- [Record list]
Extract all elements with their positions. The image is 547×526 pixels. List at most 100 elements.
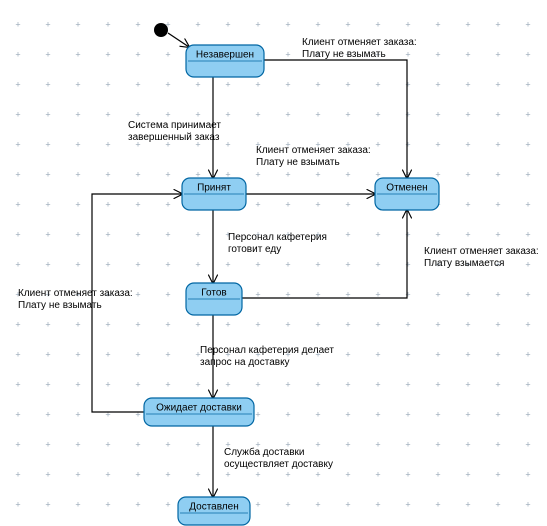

==

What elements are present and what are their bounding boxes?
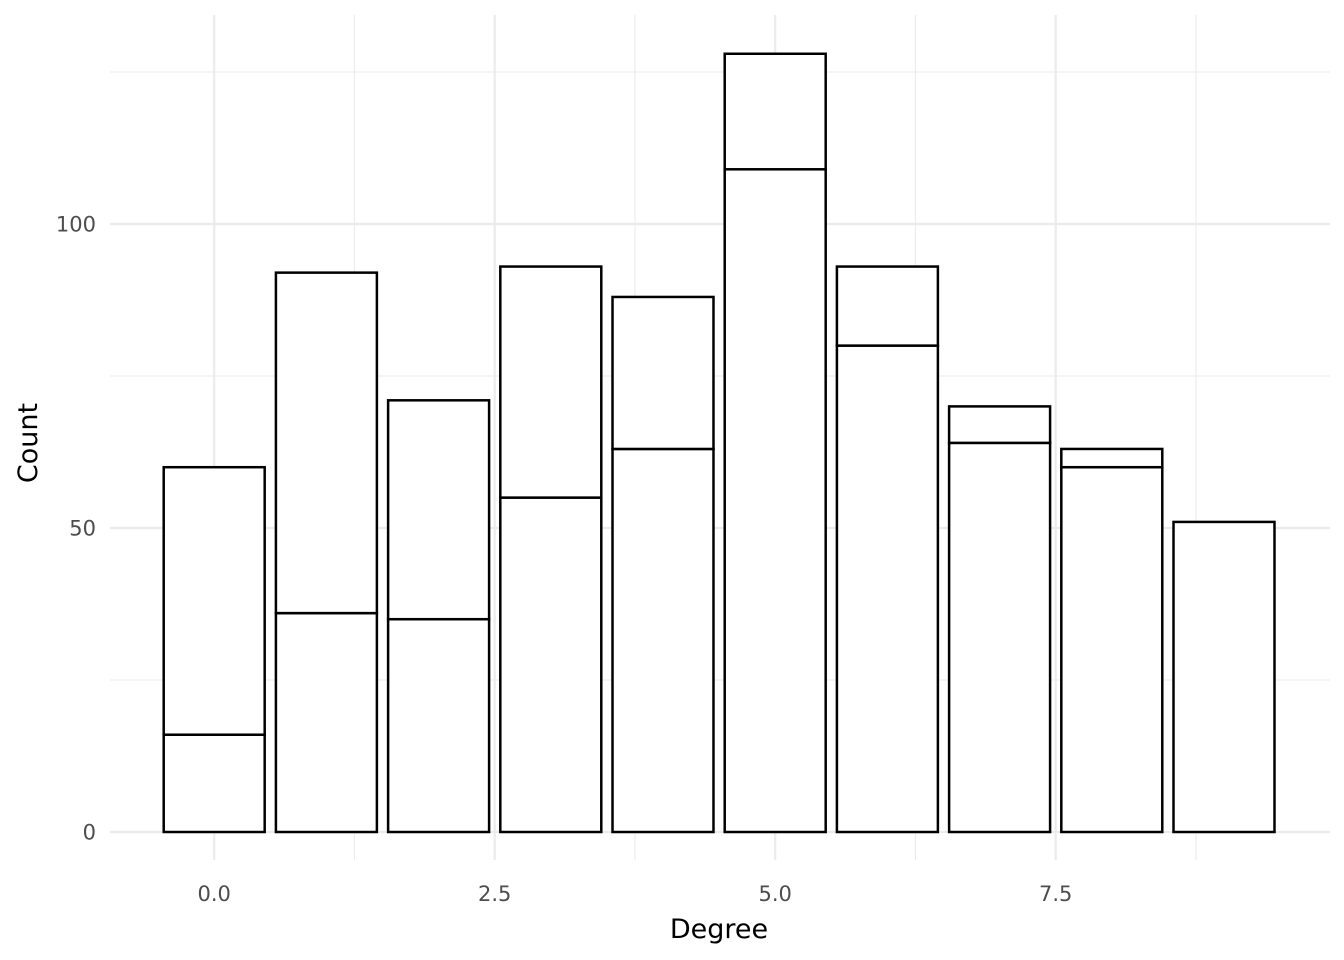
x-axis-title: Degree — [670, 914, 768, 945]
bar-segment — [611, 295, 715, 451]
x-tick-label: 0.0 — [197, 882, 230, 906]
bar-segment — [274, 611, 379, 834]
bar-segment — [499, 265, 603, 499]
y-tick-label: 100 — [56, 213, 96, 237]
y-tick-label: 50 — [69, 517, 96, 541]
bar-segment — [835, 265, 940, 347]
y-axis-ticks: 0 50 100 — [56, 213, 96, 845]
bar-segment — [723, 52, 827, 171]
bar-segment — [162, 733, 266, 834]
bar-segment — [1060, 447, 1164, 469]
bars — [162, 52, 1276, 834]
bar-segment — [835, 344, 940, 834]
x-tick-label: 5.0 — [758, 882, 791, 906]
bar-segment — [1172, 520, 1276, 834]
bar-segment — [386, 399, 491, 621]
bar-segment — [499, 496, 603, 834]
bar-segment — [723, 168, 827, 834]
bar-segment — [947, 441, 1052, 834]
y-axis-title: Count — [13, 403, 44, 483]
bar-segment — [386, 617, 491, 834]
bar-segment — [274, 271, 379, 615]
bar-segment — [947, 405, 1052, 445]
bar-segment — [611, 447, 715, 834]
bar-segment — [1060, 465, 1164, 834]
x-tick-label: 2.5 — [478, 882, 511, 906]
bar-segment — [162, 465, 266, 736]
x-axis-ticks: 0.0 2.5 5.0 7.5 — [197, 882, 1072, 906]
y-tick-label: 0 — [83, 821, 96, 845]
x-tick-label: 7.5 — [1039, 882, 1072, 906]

--

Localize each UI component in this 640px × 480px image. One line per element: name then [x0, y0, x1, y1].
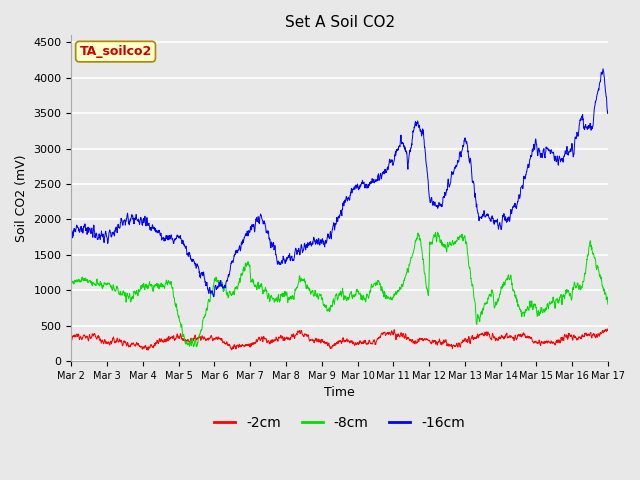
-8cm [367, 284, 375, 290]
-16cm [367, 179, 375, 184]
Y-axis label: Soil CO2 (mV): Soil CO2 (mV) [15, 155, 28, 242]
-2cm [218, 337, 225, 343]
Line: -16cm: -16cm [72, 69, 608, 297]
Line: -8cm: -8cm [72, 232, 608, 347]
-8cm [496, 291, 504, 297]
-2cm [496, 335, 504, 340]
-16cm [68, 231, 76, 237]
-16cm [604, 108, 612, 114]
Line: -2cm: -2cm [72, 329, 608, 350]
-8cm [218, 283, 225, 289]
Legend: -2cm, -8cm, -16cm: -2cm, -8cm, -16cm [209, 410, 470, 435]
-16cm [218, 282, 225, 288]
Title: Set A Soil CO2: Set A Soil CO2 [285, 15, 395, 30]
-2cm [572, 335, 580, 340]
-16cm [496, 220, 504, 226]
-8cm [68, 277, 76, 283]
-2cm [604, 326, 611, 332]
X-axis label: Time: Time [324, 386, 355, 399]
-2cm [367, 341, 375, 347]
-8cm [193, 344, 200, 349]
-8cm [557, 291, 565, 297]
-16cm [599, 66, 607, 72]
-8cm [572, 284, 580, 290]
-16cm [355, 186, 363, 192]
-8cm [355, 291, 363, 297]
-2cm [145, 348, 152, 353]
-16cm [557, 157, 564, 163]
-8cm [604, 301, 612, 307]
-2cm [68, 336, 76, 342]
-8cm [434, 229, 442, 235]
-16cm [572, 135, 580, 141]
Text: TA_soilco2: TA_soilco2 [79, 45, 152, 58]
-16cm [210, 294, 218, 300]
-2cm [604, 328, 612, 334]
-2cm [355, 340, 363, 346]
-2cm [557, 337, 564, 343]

- [Directions for this task] In the listing, rewrite the lines from the one containing "What elements are" through the one containing "bar-segment — [723, 52, 827, 171]", inclusive, with every "y-tick-label" replaced by "y-axis-label" and all else unchanged. Leave out any picture, and give only those lines.

- [Exercise result]
What elements are present and what are their bounding boxes?
x-axis-title: Degree — [670, 914, 768, 945]
bar-segment — [611, 295, 715, 451]
x-tick-label: 0.0 — [197, 882, 230, 906]
bar-segment — [274, 611, 379, 834]
bar-segment — [499, 265, 603, 499]
y-axis-label: 100 — [56, 213, 96, 237]
y-axis-label: 50 — [69, 517, 96, 541]
bar-segment — [835, 265, 940, 347]
y-axis-ticks: 0 50 100 — [56, 213, 96, 845]
bar-segment — [723, 52, 827, 171]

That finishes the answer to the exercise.